(Problem to solve): How many of the rows below contain the string "header"? Reply with the number only.

(Data entries):
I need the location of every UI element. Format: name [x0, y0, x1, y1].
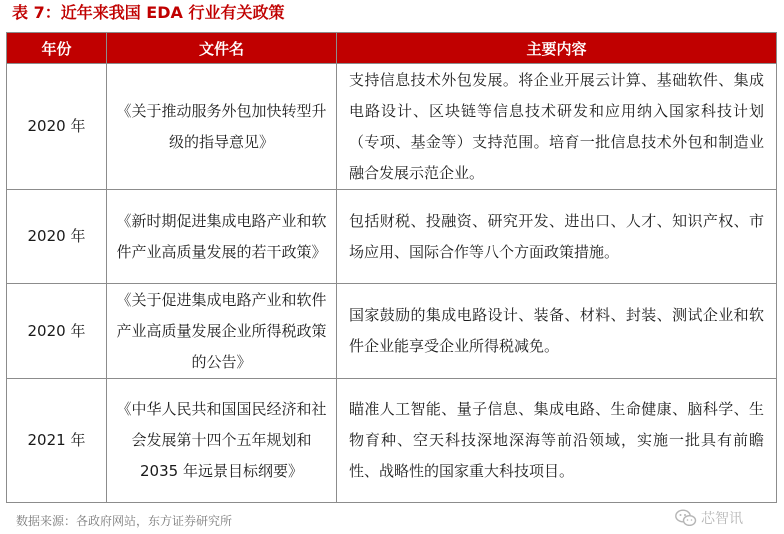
table-row [7, 64, 777, 190]
row-file: 《关于促进集成电路产业和软件产业高质量发展企业所得税政策的公告》 [107, 284, 337, 379]
table-caption: 表 7：近年来我国 EDA 行业有关政策 [12, 3, 285, 22]
watermark-text: 芯智讯 [701, 511, 743, 527]
row-year: 2020 年 [7, 190, 107, 284]
table-row [7, 190, 777, 284]
row-file: 《关于推动服务外包加快转型升级的指导意见》 [107, 64, 337, 190]
wechat-icon [675, 509, 697, 527]
table-header-row [7, 33, 777, 64]
header-year: 年份 [7, 33, 107, 64]
table-row [7, 284, 777, 379]
table-row [7, 379, 777, 503]
row-content: 瞄准人工智能、量子信息、集成电路、生命健康、脑科学、生物育种、空天科技深地深海等前沿领域，实施一批具有前瞻性、战略性的国家重大科技项目。 [337, 379, 777, 503]
row-content: 国家鼓励的集成电路设计、装备、材料、封装、测试企业和软件企业能享受企业所得税减免。 [337, 284, 777, 379]
policy-table [6, 32, 777, 503]
row-content: 支持信息技术外包发展。将企业开展云计算、基础软件、集成电路设计、区块链等信息技术研发和应用纳入国家科技计划（专项、基金等）支持范围。培育一批信息技术外包和制造业融合发展示范企业。 [337, 64, 777, 190]
row-year: 2020 年 [7, 284, 107, 379]
row-file: 《中华人民共和国国民经济和社会发展第十四个五年规划和 2035 年远景目标纲要》 [107, 379, 337, 503]
data-source-note: 数据来源：各政府网站，东方证券研究所 [16, 514, 233, 528]
header-file: 文件名 [107, 33, 337, 64]
row-content: 包括财税、投融资、研究开发、进出口、人才、知识产权、市场应用、国际合作等八个方面政策措施。 [337, 190, 777, 284]
row-file: 《新时期促进集成电路产业和软件产业高质量发展的若干政策》 [107, 190, 337, 284]
header-content: 主要内容 [337, 33, 777, 64]
row-year: 2020 年 [7, 64, 107, 190]
row-year: 2021 年 [7, 379, 107, 503]
watermark [675, 508, 743, 528]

(Result of the task): 4